Required work:
Reproduce the listing below exactly, minus its pictures.

Recorded data:
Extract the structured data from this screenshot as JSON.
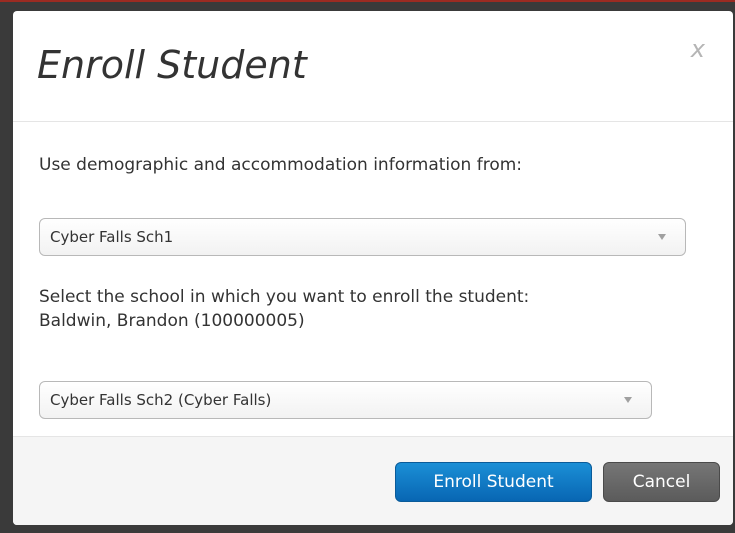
{
  "modal": {
    "title": "Enroll Student",
    "close_label": "x"
  },
  "form": {
    "source_label": "Use demographic and accommodation information from:",
    "source_select": {
      "value": "Cyber Falls Sch1"
    },
    "target_label": "Select the school in which you want to enroll the student:",
    "student_name": "Baldwin, Brandon (100000005)",
    "target_select": {
      "value": "Cyber Falls Sch2 (Cyber Falls)"
    }
  },
  "footer": {
    "enroll_label": "Enroll Student",
    "cancel_label": "Cancel"
  },
  "colors": {
    "primary_button": "#0b74c4",
    "secondary_button": "#666666",
    "backdrop_accent": "#9b2b22"
  }
}
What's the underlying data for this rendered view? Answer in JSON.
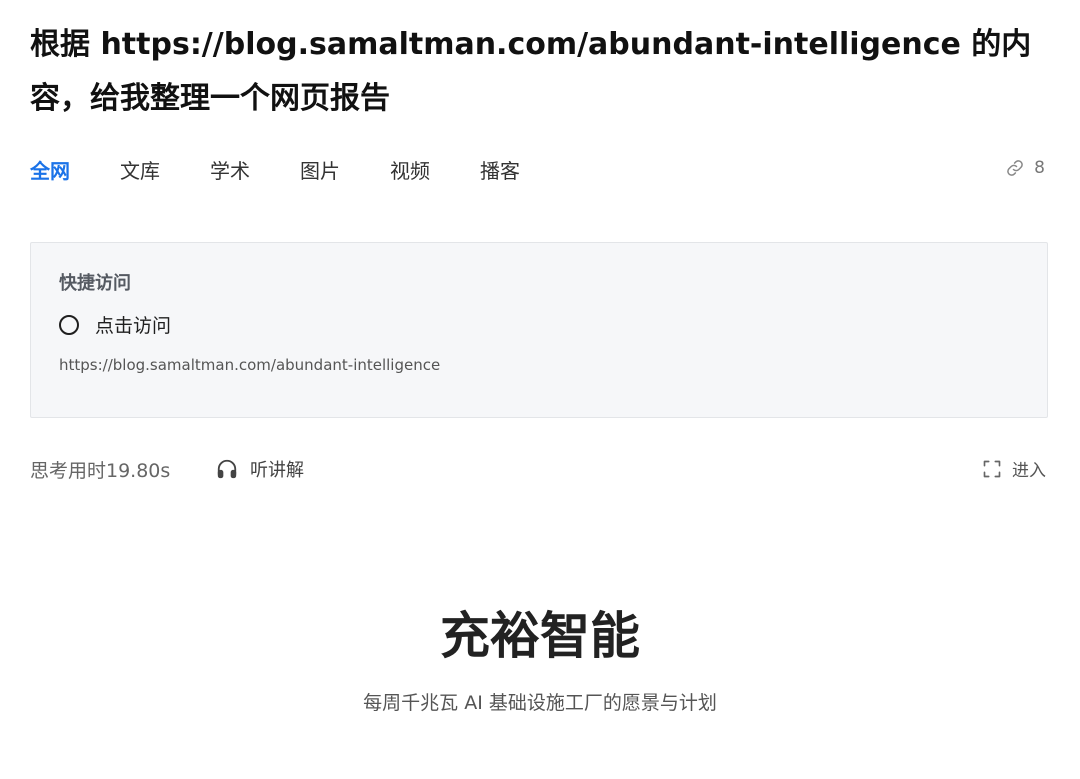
{
  "query": {
    "text": "根据 https://blog.samaltman.com/abundant-intelligence 的内容，给我整理一个网页报告"
  },
  "tabs": [
    {
      "label": "全网",
      "active": true
    },
    {
      "label": "文库",
      "active": false
    },
    {
      "label": "学术",
      "active": false
    },
    {
      "label": "图片",
      "active": false
    },
    {
      "label": "视频",
      "active": false
    },
    {
      "label": "播客",
      "active": false
    }
  ],
  "sources": {
    "count": "8",
    "icon": "link-icon"
  },
  "quick_access": {
    "title": "快捷访问",
    "action_label": "点击访问",
    "url": "https://blog.samaltman.com/abundant-intelligence"
  },
  "status": {
    "thinking_time": "思考用时19.80s",
    "listen_label": "听讲解",
    "enter_label": "进入"
  },
  "report": {
    "title": "充裕智能",
    "subtitle": "每周千兆瓦 AI 基础设施工厂的愿景与计划"
  },
  "colors": {
    "accent": "#1b73e8",
    "card_bg": "#f6f7f9",
    "card_border": "#e3e5e8"
  }
}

Solution to this task:
Extract the structured data from this screenshot as JSON.
{
  "modal": {
    "title": "Enroll Student",
    "close_label": "x"
  },
  "form": {
    "source_label": "Use demographic and accommodation information from:",
    "source_select": {
      "value": "Cyber Falls Sch1"
    },
    "target_label": "Select the school in which you want to enroll the student:",
    "student_name": "Baldwin, Brandon (100000005)",
    "target_select": {
      "value": "Cyber Falls Sch2 (Cyber Falls)"
    }
  },
  "footer": {
    "enroll_label": "Enroll Student",
    "cancel_label": "Cancel"
  },
  "colors": {
    "primary_button": "#0b74c4",
    "secondary_button": "#666666",
    "backdrop_accent": "#9b2b22"
  }
}
What's the underlying data for this rendered view? Answer in JSON.
{
  "query": {
    "text": "根据 https://blog.samaltman.com/abundant-intelligence 的内容，给我整理一个网页报告"
  },
  "tabs": [
    {
      "label": "全网",
      "active": true
    },
    {
      "label": "文库",
      "active": false
    },
    {
      "label": "学术",
      "active": false
    },
    {
      "label": "图片",
      "active": false
    },
    {
      "label": "视频",
      "active": false
    },
    {
      "label": "播客",
      "active": false
    }
  ],
  "sources": {
    "count": "8",
    "icon": "link-icon"
  },
  "quick_access": {
    "title": "快捷访问",
    "action_label": "点击访问",
    "url": "https://blog.samaltman.com/abundant-intelligence"
  },
  "status": {
    "thinking_time": "思考用时19.80s",
    "listen_label": "听讲解",
    "enter_label": "进入"
  },
  "report": {
    "title": "充裕智能",
    "subtitle": "每周千兆瓦 AI 基础设施工厂的愿景与计划"
  },
  "colors": {
    "accent": "#1b73e8",
    "card_bg": "#f6f7f9",
    "card_border": "#e3e5e8"
  }
}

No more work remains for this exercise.